> Task brief
Print every line of the listing exactly, please.

> Information shown
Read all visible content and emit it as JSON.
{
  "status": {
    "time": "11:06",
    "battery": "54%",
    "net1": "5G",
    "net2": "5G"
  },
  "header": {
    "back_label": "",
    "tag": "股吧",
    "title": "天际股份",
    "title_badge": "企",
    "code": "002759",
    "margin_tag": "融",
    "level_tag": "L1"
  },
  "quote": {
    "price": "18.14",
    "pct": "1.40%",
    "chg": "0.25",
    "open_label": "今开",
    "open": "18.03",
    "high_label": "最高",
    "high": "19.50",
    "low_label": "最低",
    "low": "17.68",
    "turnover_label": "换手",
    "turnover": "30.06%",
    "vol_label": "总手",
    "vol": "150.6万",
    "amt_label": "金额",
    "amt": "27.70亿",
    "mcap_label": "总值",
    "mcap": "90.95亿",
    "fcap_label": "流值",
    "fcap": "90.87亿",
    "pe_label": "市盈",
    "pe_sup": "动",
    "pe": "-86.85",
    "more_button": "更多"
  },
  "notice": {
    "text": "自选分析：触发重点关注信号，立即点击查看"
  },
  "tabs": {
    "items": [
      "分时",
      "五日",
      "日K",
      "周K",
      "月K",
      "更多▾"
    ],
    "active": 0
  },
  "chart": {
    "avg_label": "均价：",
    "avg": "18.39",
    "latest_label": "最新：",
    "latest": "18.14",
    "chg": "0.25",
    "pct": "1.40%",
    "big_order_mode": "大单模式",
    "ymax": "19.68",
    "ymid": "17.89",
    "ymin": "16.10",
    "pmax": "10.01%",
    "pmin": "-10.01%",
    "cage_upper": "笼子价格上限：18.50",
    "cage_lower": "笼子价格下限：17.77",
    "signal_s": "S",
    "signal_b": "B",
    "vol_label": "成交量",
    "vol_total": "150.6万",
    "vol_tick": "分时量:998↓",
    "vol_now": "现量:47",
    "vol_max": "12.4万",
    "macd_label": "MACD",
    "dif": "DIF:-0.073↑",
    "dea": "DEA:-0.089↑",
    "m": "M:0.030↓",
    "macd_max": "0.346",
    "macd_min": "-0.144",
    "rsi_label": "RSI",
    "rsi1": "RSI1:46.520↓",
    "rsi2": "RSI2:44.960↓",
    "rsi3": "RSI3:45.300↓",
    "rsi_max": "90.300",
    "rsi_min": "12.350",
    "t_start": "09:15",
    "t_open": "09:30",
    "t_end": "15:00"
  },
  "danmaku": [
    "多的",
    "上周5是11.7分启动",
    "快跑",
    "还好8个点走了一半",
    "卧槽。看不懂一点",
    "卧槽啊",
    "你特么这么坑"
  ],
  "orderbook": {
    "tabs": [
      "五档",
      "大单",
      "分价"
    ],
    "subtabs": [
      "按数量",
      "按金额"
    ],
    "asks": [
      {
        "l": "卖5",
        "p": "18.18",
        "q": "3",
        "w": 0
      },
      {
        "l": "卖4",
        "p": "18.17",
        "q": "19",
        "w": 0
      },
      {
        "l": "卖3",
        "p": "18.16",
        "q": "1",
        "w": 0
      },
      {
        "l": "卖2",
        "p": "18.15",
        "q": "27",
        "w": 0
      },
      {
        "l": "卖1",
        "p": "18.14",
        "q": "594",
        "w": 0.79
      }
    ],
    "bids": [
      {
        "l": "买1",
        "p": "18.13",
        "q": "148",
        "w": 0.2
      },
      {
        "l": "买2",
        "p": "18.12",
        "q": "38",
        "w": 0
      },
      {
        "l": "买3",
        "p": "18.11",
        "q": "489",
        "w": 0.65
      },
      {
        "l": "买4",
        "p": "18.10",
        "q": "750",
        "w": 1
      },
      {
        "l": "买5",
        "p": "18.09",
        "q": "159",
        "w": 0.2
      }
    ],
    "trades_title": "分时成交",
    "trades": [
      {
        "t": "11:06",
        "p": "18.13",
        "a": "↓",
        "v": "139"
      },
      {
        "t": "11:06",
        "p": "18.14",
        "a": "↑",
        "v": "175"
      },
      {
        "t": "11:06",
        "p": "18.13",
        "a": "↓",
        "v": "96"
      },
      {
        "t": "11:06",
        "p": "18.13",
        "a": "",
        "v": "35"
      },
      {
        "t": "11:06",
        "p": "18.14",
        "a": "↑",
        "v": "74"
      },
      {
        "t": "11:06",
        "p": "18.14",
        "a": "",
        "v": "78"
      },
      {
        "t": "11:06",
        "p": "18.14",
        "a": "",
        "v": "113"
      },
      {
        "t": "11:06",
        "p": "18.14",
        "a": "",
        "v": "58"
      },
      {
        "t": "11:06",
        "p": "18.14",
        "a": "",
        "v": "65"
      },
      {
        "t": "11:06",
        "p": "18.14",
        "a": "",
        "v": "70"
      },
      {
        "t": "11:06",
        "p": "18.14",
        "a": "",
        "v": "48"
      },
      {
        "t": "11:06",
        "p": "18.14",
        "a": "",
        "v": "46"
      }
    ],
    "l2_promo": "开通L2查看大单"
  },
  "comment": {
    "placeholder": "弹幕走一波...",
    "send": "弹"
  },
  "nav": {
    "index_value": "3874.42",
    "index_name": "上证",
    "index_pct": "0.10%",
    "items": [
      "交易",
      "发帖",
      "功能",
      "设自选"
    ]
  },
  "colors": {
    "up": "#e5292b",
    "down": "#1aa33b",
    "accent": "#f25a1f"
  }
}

> Written solution
Read all visible content and emit it as JSON.
{
  "status": {
    "time": "11:06",
    "battery": "54%",
    "net1": "5G",
    "net2": "5G"
  },
  "header": {
    "back_label": "",
    "tag": "股吧",
    "title": "天际股份",
    "title_badge": "企",
    "code": "002759",
    "margin_tag": "融",
    "level_tag": "L1"
  },
  "quote": {
    "price": "18.14",
    "pct": "1.40%",
    "chg": "0.25",
    "open_label": "今开",
    "open": "18.03",
    "high_label": "最高",
    "high": "19.50",
    "low_label": "最低",
    "low": "17.68",
    "turnover_label": "换手",
    "turnover": "30.06%",
    "vol_label": "总手",
    "vol": "150.6万",
    "amt_label": "金额",
    "amt": "27.70亿",
    "mcap_label": "总值",
    "mcap": "90.95亿",
    "fcap_label": "流值",
    "fcap": "90.87亿",
    "pe_label": "市盈",
    "pe_sup": "动",
    "pe": "-86.85",
    "more_button": "更多"
  },
  "notice": {
    "text": "自选分析：触发重点关注信号，立即点击查看"
  },
  "tabs": {
    "items": [
      "分时",
      "五日",
      "日K",
      "周K",
      "月K",
      "更多▾"
    ],
    "active": 0
  },
  "chart": {
    "avg_label": "均价：",
    "avg": "18.39",
    "latest_label": "最新：",
    "latest": "18.14",
    "chg": "0.25",
    "pct": "1.40%",
    "big_order_mode": "大单模式",
    "ymax": "19.68",
    "ymid": "17.89",
    "ymin": "16.10",
    "pmax": "10.01%",
    "pmin": "-10.01%",
    "cage_upper": "笼子价格上限：18.50",
    "cage_lower": "笼子价格下限：17.77",
    "signal_s": "S",
    "signal_b": "B",
    "vol_label": "成交量",
    "vol_total": "150.6万",
    "vol_tick": "分时量:998↓",
    "vol_now": "现量:47",
    "vol_max": "12.4万",
    "macd_label": "MACD",
    "dif": "DIF:-0.073↑",
    "dea": "DEA:-0.089↑",
    "m": "M:0.030↓",
    "macd_max": "0.346",
    "macd_min": "-0.144",
    "rsi_label": "RSI",
    "rsi1": "RSI1:46.520↓",
    "rsi2": "RSI2:44.960↓",
    "rsi3": "RSI3:45.300↓",
    "rsi_max": "90.300",
    "rsi_min": "12.350",
    "t_start": "09:15",
    "t_open": "09:30",
    "t_end": "15:00"
  },
  "danmaku": [
    "多的",
    "上周5是11.7分启动",
    "快跑",
    "还好8个点走了一半",
    "卧槽。看不懂一点",
    "卧槽啊",
    "你特么这么坑"
  ],
  "orderbook": {
    "tabs": [
      "五档",
      "大单",
      "分价"
    ],
    "subtabs": [
      "按数量",
      "按金额"
    ],
    "asks": [
      {
        "l": "卖5",
        "p": "18.18",
        "q": "3",
        "w": 0
      },
      {
        "l": "卖4",
        "p": "18.17",
        "q": "19",
        "w": 0
      },
      {
        "l": "卖3",
        "p": "18.16",
        "q": "1",
        "w": 0
      },
      {
        "l": "卖2",
        "p": "18.15",
        "q": "27",
        "w": 0
      },
      {
        "l": "卖1",
        "p": "18.14",
        "q": "594",
        "w": 0.79
      }
    ],
    "bids": [
      {
        "l": "买1",
        "p": "18.13",
        "q": "148",
        "w": 0.2
      },
      {
        "l": "买2",
        "p": "18.12",
        "q": "38",
        "w": 0
      },
      {
        "l": "买3",
        "p": "18.11",
        "q": "489",
        "w": 0.65
      },
      {
        "l": "买4",
        "p": "18.10",
        "q": "750",
        "w": 1
      },
      {
        "l": "买5",
        "p": "18.09",
        "q": "159",
        "w": 0.2
      }
    ],
    "trades_title": "分时成交",
    "trades": [
      {
        "t": "11:06",
        "p": "18.13",
        "a": "↓",
        "v": "139"
      },
      {
        "t": "11:06",
        "p": "18.14",
        "a": "↑",
        "v": "175"
      },
      {
        "t": "11:06",
        "p": "18.13",
        "a": "↓",
        "v": "96"
      },
      {
        "t": "11:06",
        "p": "18.13",
        "a": "",
        "v": "35"
      },
      {
        "t": "11:06",
        "p": "18.14",
        "a": "↑",
        "v": "74"
      },
      {
        "t": "11:06",
        "p": "18.14",
        "a": "",
        "v": "78"
      },
      {
        "t": "11:06",
        "p": "18.14",
        "a": "",
        "v": "113"
      },
      {
        "t": "11:06",
        "p": "18.14",
        "a": "",
        "v": "58"
      },
      {
        "t": "11:06",
        "p": "18.14",
        "a": "",
        "v": "65"
      },
      {
        "t": "11:06",
        "p": "18.14",
        "a": "",
        "v": "70"
      },
      {
        "t": "11:06",
        "p": "18.14",
        "a": "",
        "v": "48"
      },
      {
        "t": "11:06",
        "p": "18.14",
        "a": "",
        "v": "46"
      }
    ],
    "l2_promo": "开通L2查看大单"
  },
  "comment": {
    "placeholder": "弹幕走一波...",
    "send": "弹"
  },
  "nav": {
    "index_value": "3874.42",
    "index_name": "上证",
    "index_pct": "0.10%",
    "items": [
      "交易",
      "发帖",
      "功能",
      "设自选"
    ]
  },
  "colors": {
    "up": "#e5292b",
    "down": "#1aa33b",
    "accent": "#f25a1f"
  }
}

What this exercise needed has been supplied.